** Begin **
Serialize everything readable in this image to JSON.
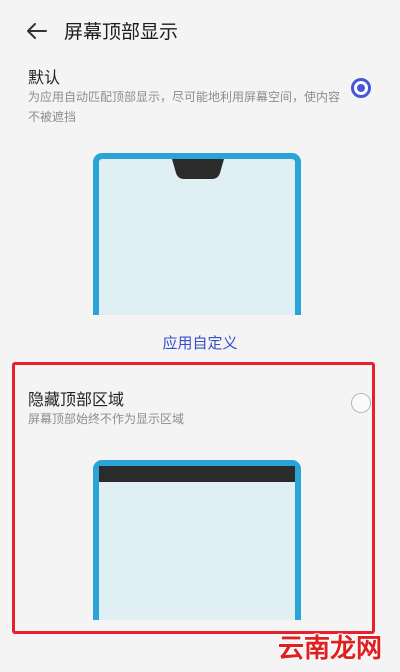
{
  "header": {
    "title": "屏幕顶部显示"
  },
  "options": [
    {
      "title": "默认",
      "description": "为应用自动匹配顶部显示，尽可能地利用屏幕空间，使内容不被遮挡",
      "selected": true
    },
    {
      "title": "隐藏顶部区域",
      "description": "屏幕顶部始终不作为显示区域",
      "selected": false
    }
  ],
  "custom_link": "应用自定义",
  "watermark": {
    "text": "云南龙网"
  },
  "colors": {
    "accent": "#4857d9",
    "frame": "#2aa3d8",
    "highlight": "#e8202b"
  }
}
** End **
State the count of lines with the word "description" in them, and write nothing else.

**Reply to the task:** 2